INSTRUCTION ->
Locate the string "KEUZE" in the records below. Copy every line where it occurs.

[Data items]
──────────

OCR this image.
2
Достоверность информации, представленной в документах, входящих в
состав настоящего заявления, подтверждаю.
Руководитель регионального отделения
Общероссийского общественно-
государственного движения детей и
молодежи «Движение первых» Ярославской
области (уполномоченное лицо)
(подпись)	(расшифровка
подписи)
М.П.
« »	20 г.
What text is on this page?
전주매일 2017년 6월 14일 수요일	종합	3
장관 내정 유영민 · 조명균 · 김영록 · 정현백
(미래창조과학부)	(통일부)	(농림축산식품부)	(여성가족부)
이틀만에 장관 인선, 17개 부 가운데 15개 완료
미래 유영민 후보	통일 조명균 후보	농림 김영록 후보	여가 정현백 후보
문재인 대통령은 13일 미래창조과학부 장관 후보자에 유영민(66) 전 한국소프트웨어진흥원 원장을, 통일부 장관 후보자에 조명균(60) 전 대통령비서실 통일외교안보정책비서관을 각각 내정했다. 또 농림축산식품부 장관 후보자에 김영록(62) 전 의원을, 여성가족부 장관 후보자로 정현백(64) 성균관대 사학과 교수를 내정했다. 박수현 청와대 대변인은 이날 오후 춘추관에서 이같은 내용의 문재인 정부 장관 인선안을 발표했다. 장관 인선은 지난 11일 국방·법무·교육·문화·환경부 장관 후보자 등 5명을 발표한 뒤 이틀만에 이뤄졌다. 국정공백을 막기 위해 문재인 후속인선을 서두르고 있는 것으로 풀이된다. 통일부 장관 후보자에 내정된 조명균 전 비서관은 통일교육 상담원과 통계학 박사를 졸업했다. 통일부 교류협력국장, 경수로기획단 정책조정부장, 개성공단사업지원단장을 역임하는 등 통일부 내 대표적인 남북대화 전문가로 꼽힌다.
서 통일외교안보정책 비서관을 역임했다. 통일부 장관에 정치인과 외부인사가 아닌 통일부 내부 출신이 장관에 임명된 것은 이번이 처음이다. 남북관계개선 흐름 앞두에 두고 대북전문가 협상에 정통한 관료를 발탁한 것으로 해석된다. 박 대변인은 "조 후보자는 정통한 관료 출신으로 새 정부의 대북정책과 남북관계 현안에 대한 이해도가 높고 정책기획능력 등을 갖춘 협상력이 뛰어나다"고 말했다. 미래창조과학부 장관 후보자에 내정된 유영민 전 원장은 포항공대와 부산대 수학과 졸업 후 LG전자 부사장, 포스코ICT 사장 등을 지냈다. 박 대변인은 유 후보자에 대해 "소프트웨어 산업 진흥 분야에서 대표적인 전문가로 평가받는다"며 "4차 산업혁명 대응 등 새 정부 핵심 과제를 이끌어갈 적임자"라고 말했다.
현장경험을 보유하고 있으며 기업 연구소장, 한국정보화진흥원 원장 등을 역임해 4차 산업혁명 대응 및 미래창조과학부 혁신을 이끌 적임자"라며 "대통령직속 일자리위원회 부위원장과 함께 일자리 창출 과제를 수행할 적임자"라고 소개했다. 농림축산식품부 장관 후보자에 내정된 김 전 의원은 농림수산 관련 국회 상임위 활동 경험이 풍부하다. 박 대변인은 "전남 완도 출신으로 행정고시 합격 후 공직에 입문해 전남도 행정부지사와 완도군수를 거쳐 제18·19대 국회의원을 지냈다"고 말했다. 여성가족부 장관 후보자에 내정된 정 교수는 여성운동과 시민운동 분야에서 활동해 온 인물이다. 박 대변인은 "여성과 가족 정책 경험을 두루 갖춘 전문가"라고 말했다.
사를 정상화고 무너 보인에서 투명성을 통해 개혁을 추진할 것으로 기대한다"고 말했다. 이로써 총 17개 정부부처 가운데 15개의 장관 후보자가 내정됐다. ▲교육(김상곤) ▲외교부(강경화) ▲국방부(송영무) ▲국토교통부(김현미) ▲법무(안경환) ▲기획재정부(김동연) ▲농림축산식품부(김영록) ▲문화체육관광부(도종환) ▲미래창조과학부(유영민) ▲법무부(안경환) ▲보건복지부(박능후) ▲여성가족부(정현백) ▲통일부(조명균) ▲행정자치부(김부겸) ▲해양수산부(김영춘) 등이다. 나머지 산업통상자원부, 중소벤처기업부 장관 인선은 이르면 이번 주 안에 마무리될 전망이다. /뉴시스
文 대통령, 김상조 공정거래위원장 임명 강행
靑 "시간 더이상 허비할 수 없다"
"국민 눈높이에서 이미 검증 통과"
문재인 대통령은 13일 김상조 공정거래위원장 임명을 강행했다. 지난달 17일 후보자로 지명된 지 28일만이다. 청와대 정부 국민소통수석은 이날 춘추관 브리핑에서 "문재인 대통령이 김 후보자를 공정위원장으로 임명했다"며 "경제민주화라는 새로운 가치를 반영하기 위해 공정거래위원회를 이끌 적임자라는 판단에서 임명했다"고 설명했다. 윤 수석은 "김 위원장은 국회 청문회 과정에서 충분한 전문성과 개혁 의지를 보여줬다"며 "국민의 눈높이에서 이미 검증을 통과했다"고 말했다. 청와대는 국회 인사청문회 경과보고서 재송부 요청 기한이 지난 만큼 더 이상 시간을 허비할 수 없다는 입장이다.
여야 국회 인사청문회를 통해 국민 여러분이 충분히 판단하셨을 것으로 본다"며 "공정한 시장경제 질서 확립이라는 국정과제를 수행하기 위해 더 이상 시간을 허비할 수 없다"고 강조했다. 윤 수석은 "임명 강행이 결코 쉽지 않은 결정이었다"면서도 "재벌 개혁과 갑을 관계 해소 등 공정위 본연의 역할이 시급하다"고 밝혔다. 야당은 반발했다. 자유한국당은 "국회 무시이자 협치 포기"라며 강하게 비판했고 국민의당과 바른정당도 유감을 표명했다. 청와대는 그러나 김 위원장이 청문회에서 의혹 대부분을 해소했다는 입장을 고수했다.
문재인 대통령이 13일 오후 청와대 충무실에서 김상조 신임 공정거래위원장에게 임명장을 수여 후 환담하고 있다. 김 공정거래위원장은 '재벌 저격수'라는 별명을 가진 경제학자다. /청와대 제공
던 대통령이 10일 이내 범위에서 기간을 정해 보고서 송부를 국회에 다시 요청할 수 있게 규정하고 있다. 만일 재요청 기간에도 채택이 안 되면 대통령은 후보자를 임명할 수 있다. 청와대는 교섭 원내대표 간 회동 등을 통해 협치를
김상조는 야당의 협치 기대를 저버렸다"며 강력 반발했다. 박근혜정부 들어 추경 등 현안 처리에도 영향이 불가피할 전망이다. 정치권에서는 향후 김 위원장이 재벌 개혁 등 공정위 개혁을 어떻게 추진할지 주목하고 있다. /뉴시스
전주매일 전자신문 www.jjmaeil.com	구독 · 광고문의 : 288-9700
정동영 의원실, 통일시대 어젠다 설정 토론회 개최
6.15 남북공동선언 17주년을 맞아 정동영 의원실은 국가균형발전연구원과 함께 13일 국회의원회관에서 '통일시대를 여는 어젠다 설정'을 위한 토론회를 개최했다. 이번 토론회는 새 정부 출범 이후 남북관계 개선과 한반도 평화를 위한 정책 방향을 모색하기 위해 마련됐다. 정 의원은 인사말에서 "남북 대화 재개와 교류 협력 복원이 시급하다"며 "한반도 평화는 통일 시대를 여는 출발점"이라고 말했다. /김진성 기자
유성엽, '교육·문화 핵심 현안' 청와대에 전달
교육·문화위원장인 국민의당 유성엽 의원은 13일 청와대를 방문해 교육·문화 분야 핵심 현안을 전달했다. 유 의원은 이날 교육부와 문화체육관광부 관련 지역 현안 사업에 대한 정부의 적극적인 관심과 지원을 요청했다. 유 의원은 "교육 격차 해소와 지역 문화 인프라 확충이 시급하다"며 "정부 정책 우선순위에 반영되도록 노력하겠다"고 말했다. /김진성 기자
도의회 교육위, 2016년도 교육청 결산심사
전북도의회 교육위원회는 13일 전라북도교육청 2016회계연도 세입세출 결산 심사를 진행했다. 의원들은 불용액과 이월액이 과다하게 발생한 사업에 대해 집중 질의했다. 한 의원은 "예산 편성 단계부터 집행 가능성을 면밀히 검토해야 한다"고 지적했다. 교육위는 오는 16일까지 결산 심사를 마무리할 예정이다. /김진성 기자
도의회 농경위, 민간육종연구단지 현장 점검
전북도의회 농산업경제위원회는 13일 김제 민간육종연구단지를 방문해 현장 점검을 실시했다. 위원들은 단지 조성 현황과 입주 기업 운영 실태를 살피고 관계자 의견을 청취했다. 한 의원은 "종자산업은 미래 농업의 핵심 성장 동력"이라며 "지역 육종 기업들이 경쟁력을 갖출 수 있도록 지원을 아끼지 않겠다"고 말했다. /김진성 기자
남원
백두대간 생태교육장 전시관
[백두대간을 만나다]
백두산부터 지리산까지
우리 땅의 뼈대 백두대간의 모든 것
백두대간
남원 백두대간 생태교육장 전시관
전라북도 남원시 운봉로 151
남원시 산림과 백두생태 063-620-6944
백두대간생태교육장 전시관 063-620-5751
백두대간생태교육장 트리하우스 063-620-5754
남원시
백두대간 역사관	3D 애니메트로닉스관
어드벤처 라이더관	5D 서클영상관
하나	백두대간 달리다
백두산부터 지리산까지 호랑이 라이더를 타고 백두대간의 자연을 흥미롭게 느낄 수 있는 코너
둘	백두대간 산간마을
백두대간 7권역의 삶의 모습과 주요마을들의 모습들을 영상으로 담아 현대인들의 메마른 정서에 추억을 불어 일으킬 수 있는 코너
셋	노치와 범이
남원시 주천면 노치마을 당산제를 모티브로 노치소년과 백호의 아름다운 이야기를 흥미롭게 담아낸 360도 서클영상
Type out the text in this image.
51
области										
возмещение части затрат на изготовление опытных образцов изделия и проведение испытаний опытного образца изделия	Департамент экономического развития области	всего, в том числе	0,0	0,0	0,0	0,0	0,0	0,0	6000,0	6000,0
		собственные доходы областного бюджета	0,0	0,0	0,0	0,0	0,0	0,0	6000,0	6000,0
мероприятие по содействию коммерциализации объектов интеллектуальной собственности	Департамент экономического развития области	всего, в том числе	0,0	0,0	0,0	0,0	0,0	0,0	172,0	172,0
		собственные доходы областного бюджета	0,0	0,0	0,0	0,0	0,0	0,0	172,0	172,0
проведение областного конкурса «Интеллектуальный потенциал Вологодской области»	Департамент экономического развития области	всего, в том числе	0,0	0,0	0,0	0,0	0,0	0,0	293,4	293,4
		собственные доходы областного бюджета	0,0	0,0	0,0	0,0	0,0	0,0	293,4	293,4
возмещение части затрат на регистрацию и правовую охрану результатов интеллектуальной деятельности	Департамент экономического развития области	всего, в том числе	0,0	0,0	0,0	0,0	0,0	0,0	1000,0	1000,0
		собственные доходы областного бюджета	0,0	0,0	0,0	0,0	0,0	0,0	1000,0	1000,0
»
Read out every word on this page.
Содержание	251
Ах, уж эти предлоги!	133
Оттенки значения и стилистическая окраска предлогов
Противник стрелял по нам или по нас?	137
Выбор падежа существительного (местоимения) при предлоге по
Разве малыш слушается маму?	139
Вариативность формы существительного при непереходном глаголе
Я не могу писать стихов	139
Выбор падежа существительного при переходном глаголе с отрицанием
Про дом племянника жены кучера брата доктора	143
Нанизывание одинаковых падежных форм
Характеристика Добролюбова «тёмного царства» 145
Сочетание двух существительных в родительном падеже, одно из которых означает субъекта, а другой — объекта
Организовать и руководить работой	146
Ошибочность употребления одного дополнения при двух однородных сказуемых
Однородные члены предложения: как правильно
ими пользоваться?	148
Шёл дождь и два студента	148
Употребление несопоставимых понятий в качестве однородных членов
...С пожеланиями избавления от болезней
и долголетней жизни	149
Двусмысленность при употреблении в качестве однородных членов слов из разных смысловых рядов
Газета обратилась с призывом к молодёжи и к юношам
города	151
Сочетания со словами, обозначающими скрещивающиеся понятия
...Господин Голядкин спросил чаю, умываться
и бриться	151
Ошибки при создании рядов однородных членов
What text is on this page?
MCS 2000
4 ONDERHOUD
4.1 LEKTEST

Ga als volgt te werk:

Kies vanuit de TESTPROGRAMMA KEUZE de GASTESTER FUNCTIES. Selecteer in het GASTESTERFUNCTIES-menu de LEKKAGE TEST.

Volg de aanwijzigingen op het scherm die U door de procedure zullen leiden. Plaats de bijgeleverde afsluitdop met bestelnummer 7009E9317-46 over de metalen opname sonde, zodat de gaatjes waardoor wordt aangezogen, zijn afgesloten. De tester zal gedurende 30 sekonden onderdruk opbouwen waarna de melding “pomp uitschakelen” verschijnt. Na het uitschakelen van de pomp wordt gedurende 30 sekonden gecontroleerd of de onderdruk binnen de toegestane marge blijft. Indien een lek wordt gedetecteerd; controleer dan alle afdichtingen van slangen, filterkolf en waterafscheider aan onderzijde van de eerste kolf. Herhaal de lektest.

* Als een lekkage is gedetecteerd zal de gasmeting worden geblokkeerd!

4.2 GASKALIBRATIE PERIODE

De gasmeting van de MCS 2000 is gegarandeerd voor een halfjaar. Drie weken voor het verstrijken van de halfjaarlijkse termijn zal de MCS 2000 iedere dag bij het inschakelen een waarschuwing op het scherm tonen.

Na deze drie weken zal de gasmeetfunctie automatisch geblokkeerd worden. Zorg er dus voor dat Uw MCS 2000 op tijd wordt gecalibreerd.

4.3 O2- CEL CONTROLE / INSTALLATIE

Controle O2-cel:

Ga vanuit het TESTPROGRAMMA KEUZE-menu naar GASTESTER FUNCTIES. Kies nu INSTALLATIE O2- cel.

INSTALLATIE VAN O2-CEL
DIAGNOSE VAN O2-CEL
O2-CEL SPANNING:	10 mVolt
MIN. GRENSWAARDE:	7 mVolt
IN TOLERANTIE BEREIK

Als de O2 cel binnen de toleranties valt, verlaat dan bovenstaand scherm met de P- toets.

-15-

──────────

THE REPLY ->
Kies vanuit de TESTPROGRAMMA KEUZE de GASTESTER FUNCTIES. Selecteer in het GASTESTERFUNCTIES-menu de LEKKAGE TEST.
Ga vanuit het TESTPROGRAMMA KEUZE-menu naar GASTESTER FUNCTIES. Kies nu INSTALLATIE O2- cel.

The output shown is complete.